§ Work to be completed: Quote the listing in full, exactly as given, minus any pictures.

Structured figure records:
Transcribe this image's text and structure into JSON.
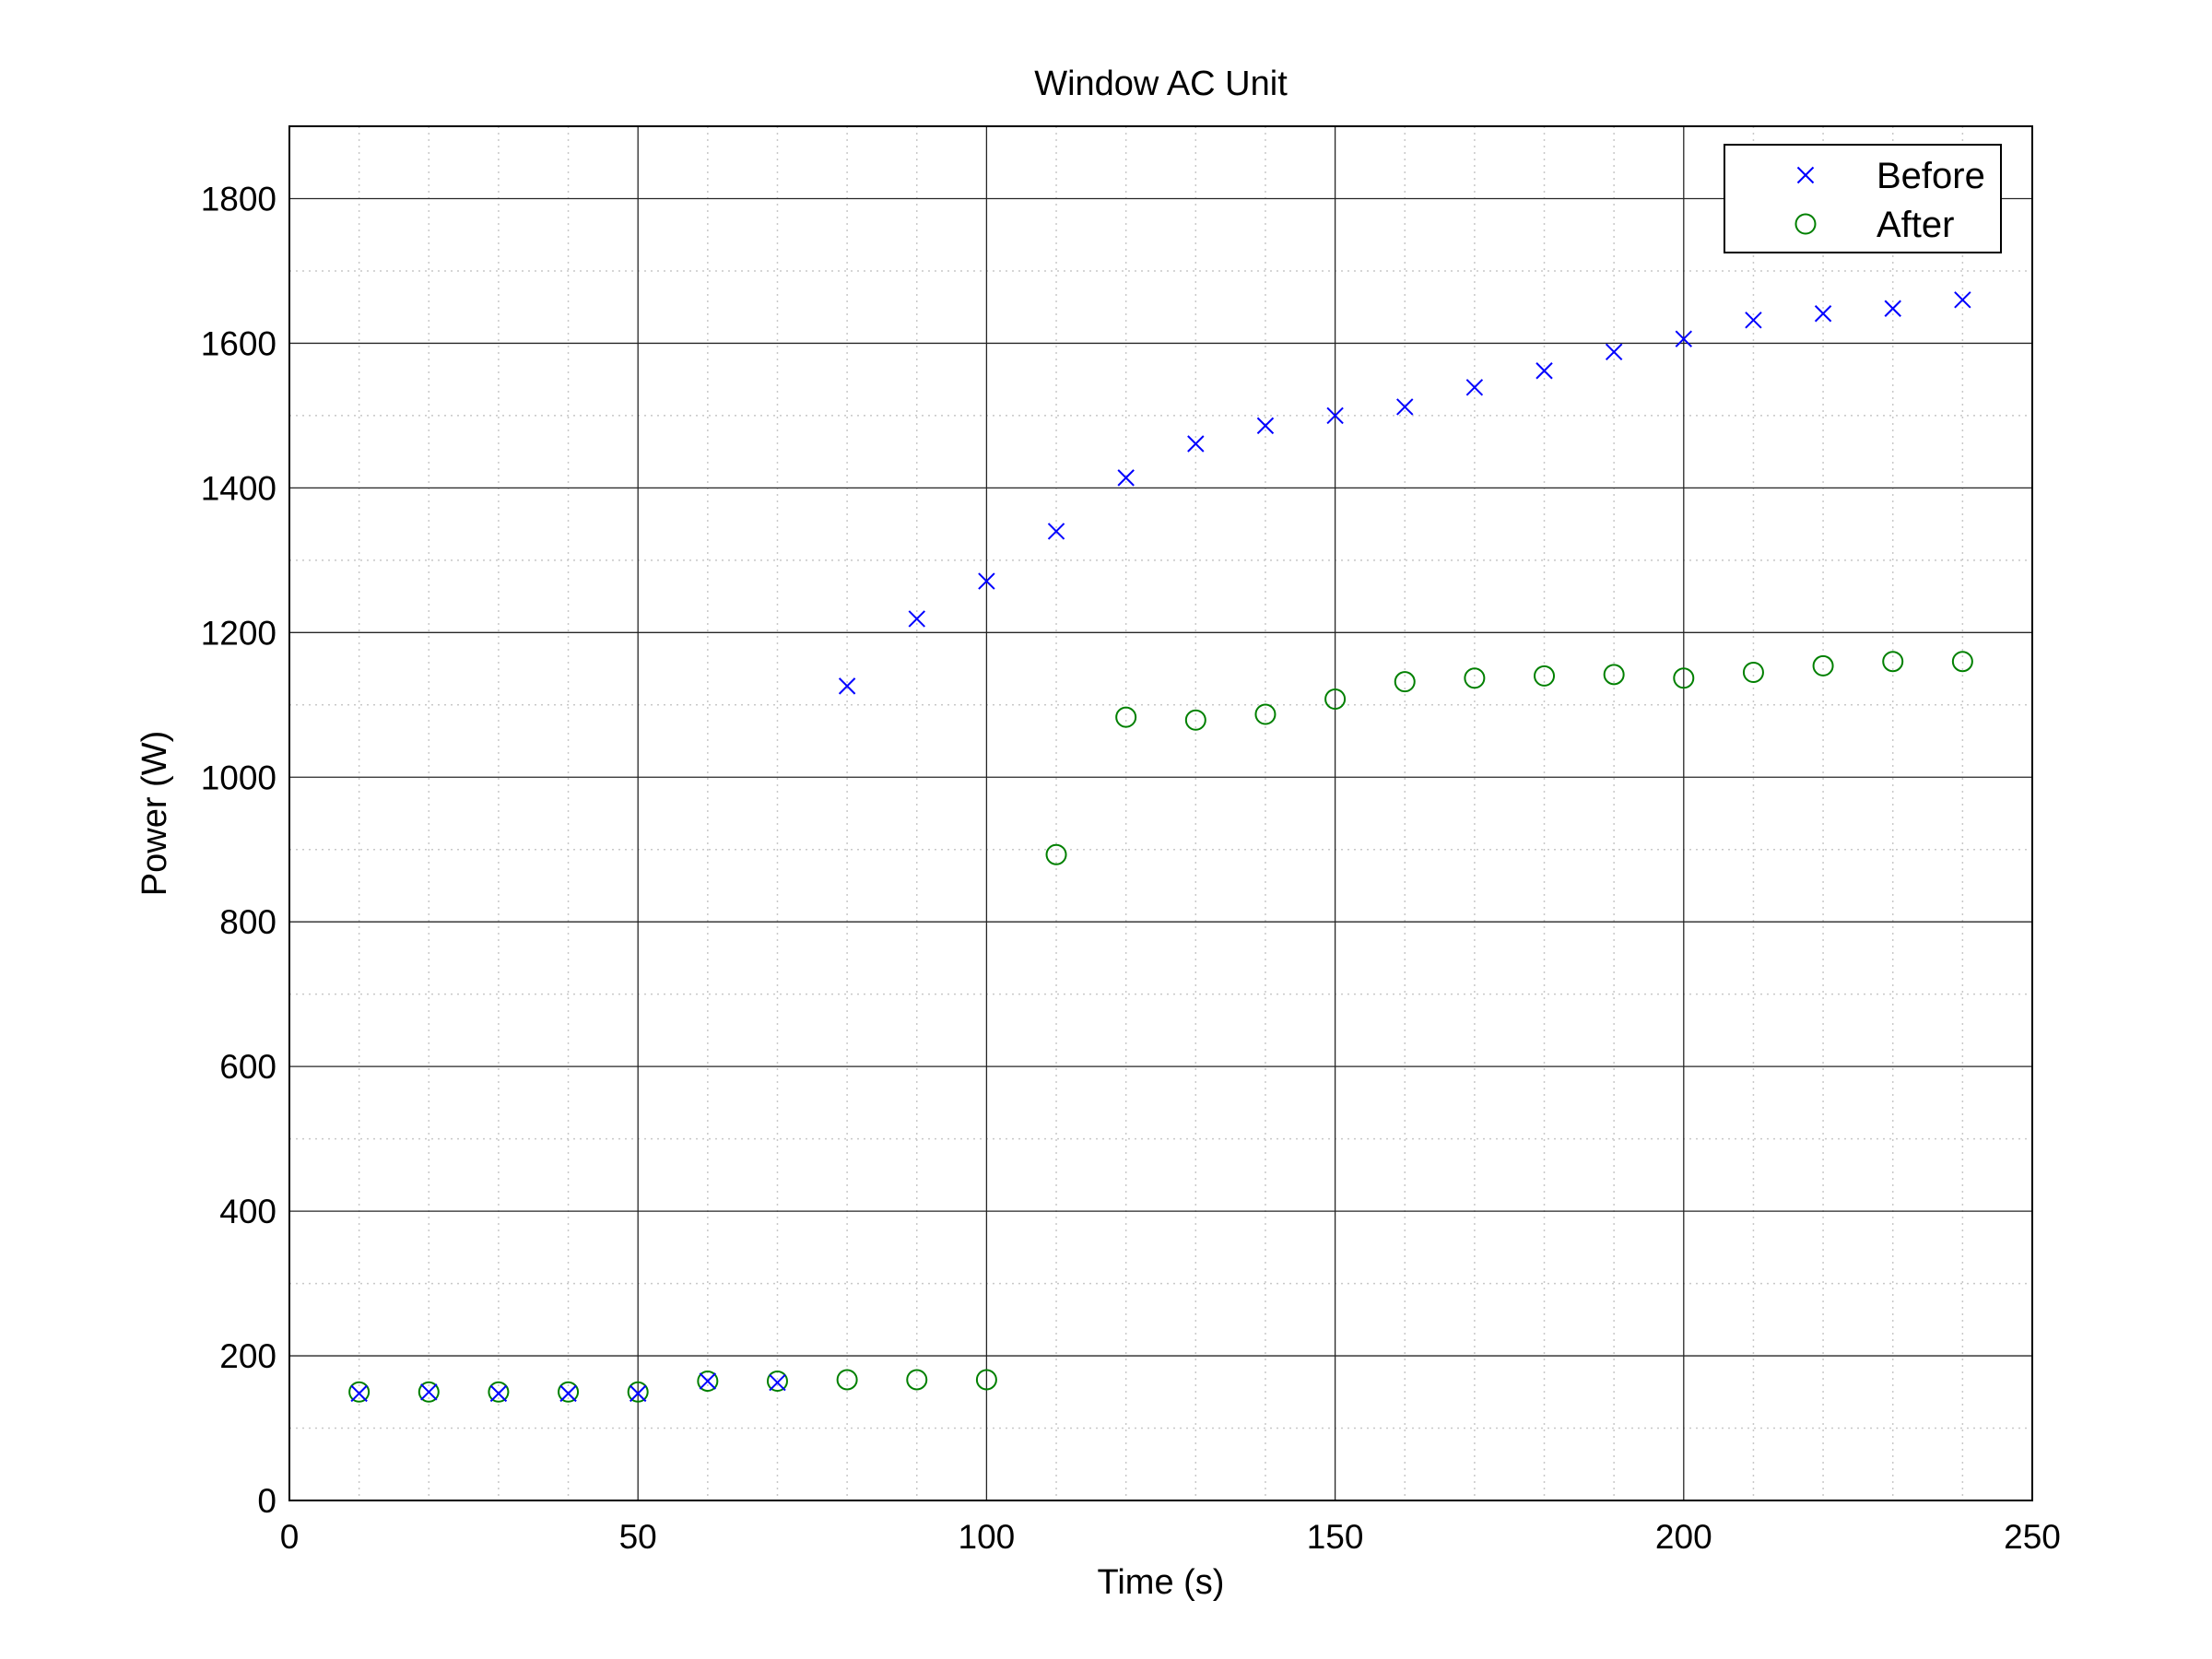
{
  "chart_data": {
    "type": "scatter",
    "title": "Window AC Unit",
    "xlabel": "Time (s)",
    "ylabel": "Power (W)",
    "xlim": [
      0,
      250
    ],
    "ylim": [
      0,
      1900
    ],
    "x_ticks": [
      0,
      50,
      100,
      150,
      200,
      250
    ],
    "y_ticks": [
      0,
      200,
      400,
      600,
      800,
      1000,
      1200,
      1400,
      1600,
      1800
    ],
    "grid": true,
    "minor_grid": true,
    "legend_position": "top-right",
    "series": [
      {
        "name": "Before",
        "marker": "x",
        "color": "#0000ff",
        "x": [
          10,
          20,
          30,
          40,
          50,
          60,
          70,
          80,
          90,
          100,
          110,
          120,
          130,
          140,
          150,
          160,
          170,
          180,
          190,
          200,
          210,
          220,
          230,
          240
        ],
        "y": [
          148,
          150,
          148,
          148,
          148,
          165,
          163,
          1126,
          1219,
          1271,
          1340,
          1414,
          1461,
          1486,
          1500,
          1512,
          1539,
          1562,
          1588,
          1606,
          1632,
          1641,
          1648,
          1660
        ]
      },
      {
        "name": "After",
        "marker": "o",
        "color": "#008000",
        "x": [
          10,
          20,
          30,
          40,
          50,
          60,
          70,
          80,
          90,
          100,
          110,
          120,
          130,
          140,
          150,
          160,
          170,
          180,
          190,
          200,
          210,
          220,
          230,
          240
        ],
        "y": [
          150,
          150,
          150,
          150,
          150,
          165,
          165,
          167,
          167,
          167,
          893,
          1083,
          1079,
          1087,
          1108,
          1132,
          1137,
          1140,
          1142,
          1137,
          1145,
          1154,
          1160,
          1160
        ]
      }
    ]
  }
}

§ Solution to the exercise:
Transcribe this image's text and structure into JSON.
{
  "chart_data": {
    "type": "scatter",
    "title": "Window AC Unit",
    "xlabel": "Time (s)",
    "ylabel": "Power (W)",
    "xlim": [
      0,
      250
    ],
    "ylim": [
      0,
      1900
    ],
    "x_ticks": [
      0,
      50,
      100,
      150,
      200,
      250
    ],
    "y_ticks": [
      0,
      200,
      400,
      600,
      800,
      1000,
      1200,
      1400,
      1600,
      1800
    ],
    "grid": true,
    "minor_grid": true,
    "legend_position": "top-right",
    "series": [
      {
        "name": "Before",
        "marker": "x",
        "color": "#0000ff",
        "x": [
          10,
          20,
          30,
          40,
          50,
          60,
          70,
          80,
          90,
          100,
          110,
          120,
          130,
          140,
          150,
          160,
          170,
          180,
          190,
          200,
          210,
          220,
          230,
          240
        ],
        "y": [
          148,
          150,
          148,
          148,
          148,
          165,
          163,
          1126,
          1219,
          1271,
          1340,
          1414,
          1461,
          1486,
          1500,
          1512,
          1539,
          1562,
          1588,
          1606,
          1632,
          1641,
          1648,
          1660
        ]
      },
      {
        "name": "After",
        "marker": "o",
        "color": "#008000",
        "x": [
          10,
          20,
          30,
          40,
          50,
          60,
          70,
          80,
          90,
          100,
          110,
          120,
          130,
          140,
          150,
          160,
          170,
          180,
          190,
          200,
          210,
          220,
          230,
          240
        ],
        "y": [
          150,
          150,
          150,
          150,
          150,
          165,
          165,
          167,
          167,
          167,
          893,
          1083,
          1079,
          1087,
          1108,
          1132,
          1137,
          1140,
          1142,
          1137,
          1145,
          1154,
          1160,
          1160
        ]
      }
    ]
  }
}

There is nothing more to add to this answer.